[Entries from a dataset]
····················
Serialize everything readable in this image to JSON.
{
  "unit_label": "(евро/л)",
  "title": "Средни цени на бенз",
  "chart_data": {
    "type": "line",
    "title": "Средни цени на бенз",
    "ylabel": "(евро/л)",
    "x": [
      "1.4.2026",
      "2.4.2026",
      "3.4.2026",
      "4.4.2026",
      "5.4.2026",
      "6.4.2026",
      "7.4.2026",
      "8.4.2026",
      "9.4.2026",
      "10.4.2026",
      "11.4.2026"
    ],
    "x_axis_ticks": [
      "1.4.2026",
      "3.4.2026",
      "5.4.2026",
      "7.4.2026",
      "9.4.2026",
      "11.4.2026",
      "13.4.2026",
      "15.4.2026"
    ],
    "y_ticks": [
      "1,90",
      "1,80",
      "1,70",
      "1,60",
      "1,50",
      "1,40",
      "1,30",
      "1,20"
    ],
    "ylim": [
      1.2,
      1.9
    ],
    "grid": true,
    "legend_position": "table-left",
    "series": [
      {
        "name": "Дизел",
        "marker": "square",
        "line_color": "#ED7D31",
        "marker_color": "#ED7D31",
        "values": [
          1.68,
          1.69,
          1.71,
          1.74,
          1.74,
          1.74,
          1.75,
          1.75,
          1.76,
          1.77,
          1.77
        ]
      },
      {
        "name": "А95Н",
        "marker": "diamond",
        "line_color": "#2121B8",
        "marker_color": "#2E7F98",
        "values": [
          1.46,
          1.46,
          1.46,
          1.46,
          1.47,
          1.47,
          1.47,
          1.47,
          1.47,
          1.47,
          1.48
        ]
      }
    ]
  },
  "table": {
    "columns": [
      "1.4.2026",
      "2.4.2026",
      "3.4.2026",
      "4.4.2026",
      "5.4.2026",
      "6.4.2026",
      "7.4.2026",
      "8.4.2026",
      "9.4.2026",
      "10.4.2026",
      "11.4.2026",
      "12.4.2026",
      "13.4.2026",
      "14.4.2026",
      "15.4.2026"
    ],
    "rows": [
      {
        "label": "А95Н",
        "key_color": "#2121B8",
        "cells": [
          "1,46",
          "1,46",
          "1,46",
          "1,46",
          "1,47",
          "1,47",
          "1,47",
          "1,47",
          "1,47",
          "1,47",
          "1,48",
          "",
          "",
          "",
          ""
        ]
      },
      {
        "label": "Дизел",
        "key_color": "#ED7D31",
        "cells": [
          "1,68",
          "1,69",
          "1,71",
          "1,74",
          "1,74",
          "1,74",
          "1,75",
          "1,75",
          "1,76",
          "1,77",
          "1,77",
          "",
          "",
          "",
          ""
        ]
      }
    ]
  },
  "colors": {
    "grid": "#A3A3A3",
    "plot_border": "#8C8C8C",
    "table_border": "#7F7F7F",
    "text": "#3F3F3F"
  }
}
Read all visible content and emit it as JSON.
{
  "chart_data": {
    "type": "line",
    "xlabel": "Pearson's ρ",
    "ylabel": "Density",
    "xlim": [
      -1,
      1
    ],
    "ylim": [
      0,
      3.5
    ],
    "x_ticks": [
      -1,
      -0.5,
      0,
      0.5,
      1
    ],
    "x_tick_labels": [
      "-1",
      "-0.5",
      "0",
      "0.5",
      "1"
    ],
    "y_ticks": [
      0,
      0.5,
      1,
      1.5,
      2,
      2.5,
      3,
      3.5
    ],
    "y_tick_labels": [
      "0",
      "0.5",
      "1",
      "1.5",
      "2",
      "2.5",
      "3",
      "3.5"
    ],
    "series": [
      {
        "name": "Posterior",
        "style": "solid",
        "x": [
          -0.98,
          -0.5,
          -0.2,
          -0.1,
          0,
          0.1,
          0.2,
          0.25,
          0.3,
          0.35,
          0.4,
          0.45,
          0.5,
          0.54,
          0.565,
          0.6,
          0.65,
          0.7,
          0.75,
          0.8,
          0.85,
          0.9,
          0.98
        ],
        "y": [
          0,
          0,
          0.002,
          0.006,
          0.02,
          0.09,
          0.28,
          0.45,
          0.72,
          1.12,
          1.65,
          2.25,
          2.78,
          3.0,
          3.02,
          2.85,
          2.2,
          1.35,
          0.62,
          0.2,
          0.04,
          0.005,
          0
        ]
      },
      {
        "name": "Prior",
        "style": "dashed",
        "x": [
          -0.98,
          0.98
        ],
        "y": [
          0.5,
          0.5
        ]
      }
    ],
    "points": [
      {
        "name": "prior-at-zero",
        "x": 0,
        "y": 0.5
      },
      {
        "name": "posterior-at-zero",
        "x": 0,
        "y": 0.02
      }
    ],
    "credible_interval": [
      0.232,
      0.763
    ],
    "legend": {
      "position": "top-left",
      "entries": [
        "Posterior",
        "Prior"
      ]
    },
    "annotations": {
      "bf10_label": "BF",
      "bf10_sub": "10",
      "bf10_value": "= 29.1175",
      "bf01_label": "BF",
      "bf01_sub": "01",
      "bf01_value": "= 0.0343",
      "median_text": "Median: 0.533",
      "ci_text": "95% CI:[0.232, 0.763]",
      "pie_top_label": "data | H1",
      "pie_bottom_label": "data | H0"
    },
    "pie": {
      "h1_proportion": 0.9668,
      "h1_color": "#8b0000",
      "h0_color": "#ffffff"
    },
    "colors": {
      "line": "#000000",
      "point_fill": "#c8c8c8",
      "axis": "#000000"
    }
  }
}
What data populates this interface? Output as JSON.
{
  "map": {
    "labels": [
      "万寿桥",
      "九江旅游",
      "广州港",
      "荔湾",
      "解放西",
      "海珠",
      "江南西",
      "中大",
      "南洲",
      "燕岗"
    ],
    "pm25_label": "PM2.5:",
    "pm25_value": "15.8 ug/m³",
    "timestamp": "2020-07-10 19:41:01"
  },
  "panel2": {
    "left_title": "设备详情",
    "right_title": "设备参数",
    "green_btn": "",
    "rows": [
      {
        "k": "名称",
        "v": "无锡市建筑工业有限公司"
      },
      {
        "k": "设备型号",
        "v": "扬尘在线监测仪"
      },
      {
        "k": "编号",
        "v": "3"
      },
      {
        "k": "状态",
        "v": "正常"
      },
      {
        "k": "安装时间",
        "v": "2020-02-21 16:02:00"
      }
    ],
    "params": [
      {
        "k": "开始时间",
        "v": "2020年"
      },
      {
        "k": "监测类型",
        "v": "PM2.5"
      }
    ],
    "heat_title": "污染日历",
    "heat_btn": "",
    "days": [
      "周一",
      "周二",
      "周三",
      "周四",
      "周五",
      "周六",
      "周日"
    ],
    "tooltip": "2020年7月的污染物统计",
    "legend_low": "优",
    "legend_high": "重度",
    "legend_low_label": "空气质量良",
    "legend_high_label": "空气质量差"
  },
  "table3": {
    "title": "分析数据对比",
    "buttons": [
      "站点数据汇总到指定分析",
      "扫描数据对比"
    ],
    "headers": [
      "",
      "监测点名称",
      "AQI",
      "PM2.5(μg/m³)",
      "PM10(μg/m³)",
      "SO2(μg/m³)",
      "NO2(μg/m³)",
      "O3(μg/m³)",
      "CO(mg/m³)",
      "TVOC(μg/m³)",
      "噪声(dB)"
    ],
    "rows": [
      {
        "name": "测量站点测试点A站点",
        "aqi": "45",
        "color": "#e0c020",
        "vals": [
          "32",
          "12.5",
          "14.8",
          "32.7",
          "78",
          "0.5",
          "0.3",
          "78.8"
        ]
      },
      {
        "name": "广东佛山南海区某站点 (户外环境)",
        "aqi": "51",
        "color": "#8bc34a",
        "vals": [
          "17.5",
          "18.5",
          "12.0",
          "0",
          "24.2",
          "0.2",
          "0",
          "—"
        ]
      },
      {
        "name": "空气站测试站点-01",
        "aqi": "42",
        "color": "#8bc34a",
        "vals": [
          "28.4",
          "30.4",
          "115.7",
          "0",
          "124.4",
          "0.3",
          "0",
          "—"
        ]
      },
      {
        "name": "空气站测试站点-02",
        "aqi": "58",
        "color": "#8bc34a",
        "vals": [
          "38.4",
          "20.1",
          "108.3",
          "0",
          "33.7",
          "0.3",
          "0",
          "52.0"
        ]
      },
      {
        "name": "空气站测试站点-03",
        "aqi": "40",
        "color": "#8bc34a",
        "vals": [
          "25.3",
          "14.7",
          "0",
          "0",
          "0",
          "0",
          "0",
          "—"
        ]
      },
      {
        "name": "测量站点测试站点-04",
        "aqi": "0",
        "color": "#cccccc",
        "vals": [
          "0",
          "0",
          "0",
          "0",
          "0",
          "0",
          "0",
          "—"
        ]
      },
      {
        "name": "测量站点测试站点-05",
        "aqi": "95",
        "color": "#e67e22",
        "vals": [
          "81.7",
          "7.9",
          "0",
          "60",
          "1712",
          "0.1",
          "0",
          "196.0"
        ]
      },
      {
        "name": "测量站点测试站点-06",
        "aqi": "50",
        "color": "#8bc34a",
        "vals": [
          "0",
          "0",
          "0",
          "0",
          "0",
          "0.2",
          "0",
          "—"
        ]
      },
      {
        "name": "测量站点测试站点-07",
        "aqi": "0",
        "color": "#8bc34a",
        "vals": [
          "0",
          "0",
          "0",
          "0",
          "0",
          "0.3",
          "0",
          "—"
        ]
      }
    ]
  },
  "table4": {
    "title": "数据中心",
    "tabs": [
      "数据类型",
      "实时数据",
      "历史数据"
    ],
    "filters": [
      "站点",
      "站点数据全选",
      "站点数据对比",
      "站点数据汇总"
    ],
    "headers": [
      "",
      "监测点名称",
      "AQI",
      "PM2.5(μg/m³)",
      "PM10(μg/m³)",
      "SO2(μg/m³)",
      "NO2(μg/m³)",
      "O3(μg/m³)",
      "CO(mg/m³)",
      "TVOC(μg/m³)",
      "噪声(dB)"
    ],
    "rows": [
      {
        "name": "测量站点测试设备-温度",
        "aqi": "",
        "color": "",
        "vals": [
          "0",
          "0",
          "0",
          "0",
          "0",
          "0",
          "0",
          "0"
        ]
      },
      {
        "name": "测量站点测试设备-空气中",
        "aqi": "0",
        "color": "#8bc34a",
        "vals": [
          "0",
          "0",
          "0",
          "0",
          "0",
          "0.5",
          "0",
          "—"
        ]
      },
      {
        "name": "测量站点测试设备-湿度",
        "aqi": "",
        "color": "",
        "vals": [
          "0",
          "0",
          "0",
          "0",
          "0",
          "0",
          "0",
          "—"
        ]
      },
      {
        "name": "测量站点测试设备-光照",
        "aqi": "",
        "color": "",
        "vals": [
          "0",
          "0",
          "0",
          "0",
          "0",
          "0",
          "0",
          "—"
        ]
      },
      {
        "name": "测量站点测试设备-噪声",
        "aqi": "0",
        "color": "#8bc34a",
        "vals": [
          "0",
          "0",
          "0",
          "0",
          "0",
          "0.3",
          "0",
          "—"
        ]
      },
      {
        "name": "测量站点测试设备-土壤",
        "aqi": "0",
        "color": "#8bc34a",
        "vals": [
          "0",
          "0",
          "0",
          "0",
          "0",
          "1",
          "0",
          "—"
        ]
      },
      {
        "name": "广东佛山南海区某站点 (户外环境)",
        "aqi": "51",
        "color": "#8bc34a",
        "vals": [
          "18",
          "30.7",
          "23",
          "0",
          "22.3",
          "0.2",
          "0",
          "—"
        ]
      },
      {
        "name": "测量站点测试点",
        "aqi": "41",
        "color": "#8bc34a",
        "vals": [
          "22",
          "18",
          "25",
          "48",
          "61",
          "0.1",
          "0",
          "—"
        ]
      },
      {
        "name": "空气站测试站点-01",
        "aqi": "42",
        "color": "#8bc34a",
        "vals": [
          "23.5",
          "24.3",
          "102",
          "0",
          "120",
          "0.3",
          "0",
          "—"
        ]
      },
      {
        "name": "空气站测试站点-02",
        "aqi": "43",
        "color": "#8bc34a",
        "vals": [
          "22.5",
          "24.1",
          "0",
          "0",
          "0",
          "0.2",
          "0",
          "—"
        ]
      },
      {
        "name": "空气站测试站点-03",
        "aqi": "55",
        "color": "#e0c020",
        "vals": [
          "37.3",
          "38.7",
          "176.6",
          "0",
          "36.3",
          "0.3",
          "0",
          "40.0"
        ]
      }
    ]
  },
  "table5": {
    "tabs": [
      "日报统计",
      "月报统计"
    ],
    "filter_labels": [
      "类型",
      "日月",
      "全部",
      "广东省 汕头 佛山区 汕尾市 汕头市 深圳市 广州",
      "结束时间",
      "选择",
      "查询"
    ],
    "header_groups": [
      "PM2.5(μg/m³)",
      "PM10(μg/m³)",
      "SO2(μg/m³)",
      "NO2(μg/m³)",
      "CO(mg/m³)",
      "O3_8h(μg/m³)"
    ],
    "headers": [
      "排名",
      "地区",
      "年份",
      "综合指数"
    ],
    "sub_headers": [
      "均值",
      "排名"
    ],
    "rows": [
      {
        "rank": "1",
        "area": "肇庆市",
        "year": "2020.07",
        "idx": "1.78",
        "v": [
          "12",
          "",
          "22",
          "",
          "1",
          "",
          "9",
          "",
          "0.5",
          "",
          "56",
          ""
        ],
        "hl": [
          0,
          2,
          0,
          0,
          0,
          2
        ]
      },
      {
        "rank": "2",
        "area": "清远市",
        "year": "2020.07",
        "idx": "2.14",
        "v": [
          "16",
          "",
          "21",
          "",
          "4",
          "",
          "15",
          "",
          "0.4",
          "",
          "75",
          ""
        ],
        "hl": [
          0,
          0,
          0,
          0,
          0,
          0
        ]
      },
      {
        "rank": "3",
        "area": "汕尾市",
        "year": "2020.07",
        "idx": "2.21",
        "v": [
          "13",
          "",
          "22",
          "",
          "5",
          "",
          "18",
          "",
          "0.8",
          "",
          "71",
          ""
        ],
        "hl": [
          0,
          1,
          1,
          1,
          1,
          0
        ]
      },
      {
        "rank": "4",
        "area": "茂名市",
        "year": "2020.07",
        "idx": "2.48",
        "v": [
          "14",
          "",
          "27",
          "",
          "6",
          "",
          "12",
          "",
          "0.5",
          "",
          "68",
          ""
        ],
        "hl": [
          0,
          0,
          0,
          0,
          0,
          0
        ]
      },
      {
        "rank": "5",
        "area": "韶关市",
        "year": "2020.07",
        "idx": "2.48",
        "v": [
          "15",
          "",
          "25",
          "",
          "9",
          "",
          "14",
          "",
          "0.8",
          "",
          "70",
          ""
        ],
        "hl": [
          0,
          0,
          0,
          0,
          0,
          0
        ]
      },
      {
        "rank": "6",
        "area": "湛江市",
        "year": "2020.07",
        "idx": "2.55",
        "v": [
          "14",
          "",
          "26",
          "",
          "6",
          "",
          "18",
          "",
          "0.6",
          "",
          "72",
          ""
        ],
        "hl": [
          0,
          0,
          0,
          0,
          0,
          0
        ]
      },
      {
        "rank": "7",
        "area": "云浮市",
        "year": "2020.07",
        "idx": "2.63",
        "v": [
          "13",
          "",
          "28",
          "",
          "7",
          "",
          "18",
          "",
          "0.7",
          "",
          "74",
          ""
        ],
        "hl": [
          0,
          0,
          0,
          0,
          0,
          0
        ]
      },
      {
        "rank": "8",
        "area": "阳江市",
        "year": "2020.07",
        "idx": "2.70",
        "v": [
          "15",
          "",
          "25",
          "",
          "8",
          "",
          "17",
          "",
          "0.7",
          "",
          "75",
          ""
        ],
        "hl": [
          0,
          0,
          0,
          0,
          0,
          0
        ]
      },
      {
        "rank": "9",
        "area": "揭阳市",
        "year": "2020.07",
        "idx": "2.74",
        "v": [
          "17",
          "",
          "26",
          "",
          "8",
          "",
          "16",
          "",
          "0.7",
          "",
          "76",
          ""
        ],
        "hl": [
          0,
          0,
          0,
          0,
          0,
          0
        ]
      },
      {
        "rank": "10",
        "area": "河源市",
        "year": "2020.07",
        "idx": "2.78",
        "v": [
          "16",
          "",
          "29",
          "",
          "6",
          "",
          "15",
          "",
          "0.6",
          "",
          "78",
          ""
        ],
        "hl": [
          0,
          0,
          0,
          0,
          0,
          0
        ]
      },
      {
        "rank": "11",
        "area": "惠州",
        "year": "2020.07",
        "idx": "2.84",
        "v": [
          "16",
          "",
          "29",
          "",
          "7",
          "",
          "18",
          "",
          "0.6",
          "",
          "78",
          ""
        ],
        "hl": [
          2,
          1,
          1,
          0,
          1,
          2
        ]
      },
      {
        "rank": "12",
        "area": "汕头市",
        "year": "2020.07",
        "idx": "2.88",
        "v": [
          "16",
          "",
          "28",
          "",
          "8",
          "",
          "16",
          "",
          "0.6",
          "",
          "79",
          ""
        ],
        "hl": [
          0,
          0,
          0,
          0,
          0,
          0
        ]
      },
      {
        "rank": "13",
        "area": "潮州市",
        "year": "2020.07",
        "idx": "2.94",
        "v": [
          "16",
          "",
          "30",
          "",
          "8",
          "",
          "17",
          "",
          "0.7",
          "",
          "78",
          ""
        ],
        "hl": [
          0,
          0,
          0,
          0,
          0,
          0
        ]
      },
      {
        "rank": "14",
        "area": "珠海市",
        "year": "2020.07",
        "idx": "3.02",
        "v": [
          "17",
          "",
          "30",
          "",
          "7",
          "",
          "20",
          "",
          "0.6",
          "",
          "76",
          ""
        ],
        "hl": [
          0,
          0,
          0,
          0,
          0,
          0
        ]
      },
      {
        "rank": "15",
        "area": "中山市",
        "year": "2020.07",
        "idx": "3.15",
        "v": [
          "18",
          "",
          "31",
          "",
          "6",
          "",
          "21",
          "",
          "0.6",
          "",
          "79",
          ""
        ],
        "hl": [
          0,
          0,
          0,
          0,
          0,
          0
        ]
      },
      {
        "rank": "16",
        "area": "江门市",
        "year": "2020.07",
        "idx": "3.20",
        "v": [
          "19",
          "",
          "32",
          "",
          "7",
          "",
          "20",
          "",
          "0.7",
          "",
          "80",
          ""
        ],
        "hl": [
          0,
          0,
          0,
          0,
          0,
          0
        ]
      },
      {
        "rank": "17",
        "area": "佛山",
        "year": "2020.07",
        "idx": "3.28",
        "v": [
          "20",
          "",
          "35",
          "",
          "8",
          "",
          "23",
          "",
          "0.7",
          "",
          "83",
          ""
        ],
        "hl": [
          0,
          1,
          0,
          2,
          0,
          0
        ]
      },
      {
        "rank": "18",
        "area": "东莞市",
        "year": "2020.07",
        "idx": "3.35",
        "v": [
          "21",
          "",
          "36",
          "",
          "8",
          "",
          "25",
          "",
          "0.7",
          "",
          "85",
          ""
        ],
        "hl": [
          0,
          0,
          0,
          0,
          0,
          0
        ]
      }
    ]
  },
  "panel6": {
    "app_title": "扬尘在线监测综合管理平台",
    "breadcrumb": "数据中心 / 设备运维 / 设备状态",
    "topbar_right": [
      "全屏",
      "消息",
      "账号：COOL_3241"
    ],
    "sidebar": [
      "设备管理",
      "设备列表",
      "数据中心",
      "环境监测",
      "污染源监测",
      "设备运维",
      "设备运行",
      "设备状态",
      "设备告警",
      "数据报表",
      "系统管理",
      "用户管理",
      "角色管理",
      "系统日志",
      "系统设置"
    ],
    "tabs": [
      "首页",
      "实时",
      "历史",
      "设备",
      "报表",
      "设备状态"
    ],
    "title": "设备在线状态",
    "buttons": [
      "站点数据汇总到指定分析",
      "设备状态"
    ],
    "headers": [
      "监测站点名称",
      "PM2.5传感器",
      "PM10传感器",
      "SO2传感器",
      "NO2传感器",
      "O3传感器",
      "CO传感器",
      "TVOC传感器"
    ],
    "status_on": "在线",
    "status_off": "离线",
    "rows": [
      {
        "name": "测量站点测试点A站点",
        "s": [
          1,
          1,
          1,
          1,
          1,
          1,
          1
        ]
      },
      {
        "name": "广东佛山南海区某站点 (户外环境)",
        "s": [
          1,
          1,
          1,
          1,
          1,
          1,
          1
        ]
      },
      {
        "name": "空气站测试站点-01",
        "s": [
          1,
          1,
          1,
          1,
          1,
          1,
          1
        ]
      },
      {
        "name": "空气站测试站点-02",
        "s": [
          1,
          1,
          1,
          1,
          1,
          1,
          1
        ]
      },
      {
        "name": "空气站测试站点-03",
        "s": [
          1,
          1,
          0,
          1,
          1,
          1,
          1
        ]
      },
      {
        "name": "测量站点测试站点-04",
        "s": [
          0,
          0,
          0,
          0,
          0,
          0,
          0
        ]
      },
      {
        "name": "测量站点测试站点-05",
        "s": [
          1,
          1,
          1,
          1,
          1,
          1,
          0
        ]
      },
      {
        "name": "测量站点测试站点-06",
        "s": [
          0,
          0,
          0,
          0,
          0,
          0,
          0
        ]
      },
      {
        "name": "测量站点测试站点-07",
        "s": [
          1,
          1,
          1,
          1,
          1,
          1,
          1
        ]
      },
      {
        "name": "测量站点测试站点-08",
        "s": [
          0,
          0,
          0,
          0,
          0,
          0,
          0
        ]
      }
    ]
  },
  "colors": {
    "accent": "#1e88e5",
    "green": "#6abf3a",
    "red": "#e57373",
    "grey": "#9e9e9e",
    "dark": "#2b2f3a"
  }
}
····················
-- Exercise prompt --
Tally the lines of the data that contain the string "цени" and report the total alone.

-- Completed exercise --
2